**WHAT THE TASK ASKS:**
Pull each line containing "their" out of the data and copy it.

--- Begin ---

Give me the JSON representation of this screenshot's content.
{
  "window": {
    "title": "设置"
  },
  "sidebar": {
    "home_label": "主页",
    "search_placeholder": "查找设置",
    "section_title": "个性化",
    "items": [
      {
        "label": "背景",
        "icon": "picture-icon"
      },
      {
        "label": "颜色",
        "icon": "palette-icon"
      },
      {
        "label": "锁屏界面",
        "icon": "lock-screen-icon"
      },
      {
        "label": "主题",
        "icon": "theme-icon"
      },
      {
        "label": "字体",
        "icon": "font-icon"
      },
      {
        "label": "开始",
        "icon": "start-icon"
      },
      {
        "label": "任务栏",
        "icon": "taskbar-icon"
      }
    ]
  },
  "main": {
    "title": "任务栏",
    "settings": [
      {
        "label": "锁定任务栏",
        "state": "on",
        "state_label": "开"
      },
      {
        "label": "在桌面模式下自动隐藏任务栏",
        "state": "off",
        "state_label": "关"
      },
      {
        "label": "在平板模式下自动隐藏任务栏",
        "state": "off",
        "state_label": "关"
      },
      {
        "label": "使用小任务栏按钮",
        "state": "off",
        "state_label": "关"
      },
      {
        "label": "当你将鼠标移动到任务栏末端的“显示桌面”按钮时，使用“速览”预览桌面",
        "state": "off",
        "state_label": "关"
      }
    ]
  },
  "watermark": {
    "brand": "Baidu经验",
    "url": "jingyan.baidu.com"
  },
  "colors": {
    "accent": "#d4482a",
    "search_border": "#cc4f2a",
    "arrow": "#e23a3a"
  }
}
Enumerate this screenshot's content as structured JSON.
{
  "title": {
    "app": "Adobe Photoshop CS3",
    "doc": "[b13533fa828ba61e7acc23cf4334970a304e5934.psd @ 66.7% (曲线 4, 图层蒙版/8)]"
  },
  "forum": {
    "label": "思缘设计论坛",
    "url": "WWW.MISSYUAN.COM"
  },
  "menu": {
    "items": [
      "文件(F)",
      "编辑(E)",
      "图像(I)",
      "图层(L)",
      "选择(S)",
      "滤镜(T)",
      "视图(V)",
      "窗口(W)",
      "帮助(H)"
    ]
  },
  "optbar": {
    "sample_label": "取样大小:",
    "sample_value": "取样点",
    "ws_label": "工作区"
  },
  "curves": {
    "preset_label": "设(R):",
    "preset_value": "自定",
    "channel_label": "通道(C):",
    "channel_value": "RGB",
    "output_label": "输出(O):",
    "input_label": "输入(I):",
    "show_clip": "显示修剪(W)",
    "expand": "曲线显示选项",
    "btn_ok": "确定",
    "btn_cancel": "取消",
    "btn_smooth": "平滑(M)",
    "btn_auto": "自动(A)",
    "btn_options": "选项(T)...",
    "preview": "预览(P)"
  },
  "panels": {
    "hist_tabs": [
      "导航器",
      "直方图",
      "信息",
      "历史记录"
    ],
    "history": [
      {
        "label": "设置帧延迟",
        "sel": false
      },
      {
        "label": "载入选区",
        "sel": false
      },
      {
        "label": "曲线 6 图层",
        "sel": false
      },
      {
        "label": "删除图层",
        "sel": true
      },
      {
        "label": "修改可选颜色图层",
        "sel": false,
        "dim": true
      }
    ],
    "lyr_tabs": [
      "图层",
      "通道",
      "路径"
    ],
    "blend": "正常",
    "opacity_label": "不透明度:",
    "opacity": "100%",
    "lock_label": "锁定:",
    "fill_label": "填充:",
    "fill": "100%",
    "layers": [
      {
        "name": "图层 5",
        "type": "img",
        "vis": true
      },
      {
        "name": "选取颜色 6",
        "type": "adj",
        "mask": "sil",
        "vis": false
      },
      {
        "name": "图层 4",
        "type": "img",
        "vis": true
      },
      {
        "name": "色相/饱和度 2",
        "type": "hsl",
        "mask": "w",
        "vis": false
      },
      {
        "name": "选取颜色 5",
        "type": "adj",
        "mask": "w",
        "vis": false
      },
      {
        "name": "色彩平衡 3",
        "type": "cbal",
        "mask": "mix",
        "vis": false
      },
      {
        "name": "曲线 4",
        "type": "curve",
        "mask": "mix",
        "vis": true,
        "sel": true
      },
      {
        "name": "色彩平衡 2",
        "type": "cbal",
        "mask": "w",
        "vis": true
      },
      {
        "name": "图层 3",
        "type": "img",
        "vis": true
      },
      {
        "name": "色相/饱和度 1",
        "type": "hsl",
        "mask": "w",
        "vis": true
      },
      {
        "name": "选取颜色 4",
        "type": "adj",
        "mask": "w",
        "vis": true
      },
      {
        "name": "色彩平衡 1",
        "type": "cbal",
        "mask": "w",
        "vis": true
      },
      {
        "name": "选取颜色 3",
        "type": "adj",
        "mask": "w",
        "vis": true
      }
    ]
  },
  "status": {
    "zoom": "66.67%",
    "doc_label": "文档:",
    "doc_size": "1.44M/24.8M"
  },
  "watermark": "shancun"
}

--- End ---
--- Begin ---

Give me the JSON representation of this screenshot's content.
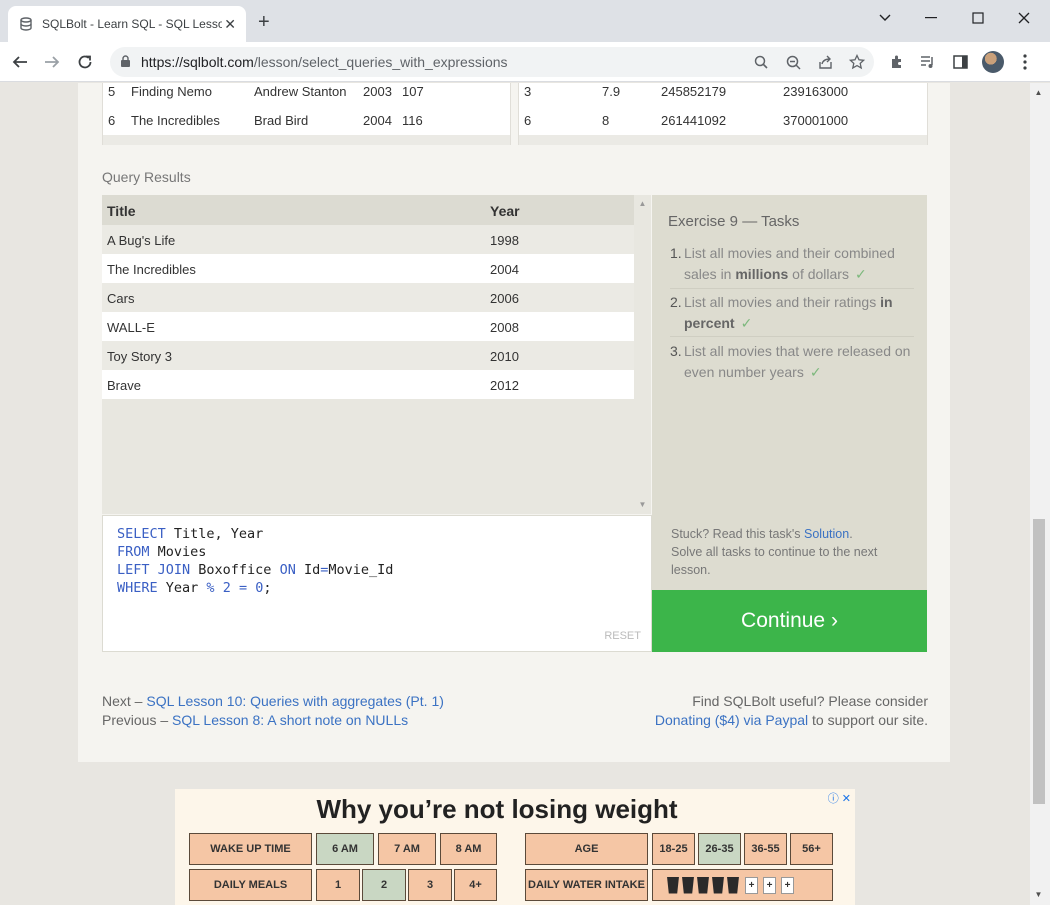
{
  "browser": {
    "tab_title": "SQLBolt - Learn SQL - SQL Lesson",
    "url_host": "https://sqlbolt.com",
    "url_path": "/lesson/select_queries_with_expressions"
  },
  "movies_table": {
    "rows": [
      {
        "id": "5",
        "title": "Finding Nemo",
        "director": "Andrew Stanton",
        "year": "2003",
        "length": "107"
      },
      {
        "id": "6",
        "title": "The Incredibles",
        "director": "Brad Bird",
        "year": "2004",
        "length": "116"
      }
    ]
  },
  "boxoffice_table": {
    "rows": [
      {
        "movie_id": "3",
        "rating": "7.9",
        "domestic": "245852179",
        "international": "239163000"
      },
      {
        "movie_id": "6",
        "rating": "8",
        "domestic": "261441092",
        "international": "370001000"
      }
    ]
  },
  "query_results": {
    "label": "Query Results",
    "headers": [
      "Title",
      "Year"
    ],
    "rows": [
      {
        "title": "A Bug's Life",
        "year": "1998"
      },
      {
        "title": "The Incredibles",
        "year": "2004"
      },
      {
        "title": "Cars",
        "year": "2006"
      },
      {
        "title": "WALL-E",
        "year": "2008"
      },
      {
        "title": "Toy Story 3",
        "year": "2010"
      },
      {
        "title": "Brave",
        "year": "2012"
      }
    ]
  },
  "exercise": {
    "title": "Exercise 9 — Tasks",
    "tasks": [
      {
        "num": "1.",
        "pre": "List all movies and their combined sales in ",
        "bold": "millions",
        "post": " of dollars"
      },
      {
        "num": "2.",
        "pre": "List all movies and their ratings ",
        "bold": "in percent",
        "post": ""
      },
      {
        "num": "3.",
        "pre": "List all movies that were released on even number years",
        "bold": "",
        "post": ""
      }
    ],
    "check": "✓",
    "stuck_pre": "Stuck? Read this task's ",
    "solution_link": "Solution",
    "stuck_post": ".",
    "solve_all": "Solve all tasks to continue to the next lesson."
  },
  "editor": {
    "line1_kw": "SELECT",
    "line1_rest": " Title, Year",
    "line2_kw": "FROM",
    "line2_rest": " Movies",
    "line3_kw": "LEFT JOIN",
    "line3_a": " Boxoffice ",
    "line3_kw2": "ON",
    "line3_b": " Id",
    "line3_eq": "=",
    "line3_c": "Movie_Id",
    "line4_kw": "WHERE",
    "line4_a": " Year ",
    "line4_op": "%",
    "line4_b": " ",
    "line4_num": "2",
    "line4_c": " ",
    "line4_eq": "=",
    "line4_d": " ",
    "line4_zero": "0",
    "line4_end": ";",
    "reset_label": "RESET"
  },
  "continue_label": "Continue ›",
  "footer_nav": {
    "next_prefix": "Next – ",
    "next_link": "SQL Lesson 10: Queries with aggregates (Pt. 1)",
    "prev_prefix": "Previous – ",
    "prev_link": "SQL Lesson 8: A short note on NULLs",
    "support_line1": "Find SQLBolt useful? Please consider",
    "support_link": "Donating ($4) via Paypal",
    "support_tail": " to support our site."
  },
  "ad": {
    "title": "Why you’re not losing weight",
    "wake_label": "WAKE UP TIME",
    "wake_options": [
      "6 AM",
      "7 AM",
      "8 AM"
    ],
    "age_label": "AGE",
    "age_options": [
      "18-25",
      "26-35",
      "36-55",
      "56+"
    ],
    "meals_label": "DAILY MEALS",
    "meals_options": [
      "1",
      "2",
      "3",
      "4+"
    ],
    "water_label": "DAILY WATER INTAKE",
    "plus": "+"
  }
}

--- End ---
--- Begin ---

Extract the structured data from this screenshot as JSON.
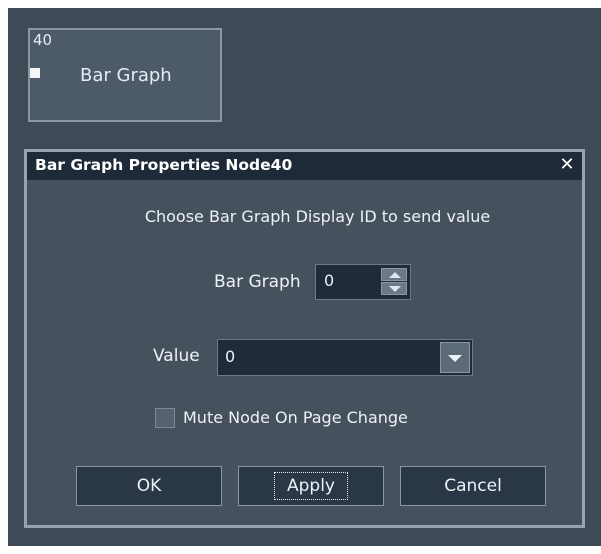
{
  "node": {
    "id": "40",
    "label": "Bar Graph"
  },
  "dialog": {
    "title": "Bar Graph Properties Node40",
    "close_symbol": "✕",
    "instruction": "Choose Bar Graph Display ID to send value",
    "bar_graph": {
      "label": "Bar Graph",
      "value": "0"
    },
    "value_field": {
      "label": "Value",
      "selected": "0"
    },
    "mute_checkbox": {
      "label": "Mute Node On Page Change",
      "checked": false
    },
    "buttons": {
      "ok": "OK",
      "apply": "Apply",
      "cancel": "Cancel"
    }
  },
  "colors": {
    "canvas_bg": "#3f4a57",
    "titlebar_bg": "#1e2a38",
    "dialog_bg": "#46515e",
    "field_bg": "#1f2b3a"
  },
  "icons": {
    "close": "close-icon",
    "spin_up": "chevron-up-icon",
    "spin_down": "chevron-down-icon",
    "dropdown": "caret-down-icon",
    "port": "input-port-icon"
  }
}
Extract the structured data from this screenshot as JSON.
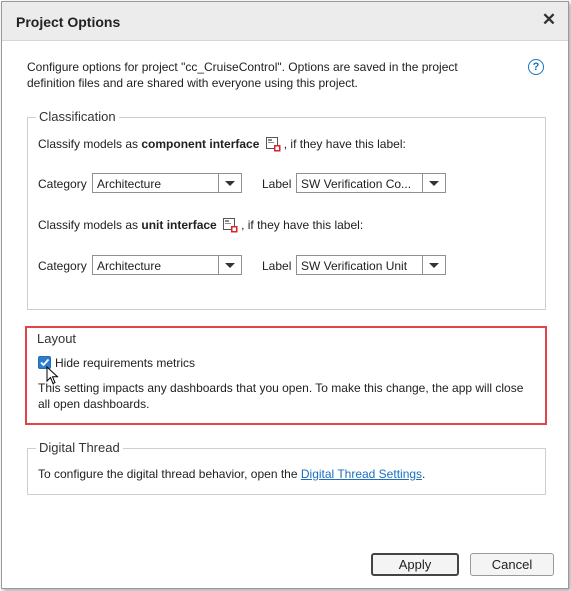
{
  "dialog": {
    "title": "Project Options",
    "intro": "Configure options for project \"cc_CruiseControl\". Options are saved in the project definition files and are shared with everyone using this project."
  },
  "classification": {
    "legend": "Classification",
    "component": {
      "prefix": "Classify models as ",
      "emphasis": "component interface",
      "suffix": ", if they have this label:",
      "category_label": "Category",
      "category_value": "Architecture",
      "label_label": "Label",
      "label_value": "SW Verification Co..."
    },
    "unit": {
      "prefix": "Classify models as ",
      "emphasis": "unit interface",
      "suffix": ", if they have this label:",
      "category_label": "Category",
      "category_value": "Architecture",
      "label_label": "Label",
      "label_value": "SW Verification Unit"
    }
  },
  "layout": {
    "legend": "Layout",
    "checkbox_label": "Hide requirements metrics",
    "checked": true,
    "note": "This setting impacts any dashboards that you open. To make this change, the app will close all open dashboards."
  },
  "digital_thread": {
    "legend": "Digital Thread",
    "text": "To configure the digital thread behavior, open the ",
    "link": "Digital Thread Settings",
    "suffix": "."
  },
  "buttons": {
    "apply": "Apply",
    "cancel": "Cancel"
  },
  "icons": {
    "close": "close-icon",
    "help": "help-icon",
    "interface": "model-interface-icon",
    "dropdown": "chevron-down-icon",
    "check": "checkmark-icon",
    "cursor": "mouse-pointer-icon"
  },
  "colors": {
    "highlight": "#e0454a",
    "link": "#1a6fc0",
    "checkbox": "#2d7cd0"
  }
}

--- End ---

**WRITTEN ANSWER:**
        "pre": "List all movies and their combined sales in ",
        "pre": "List all movies and their ratings ",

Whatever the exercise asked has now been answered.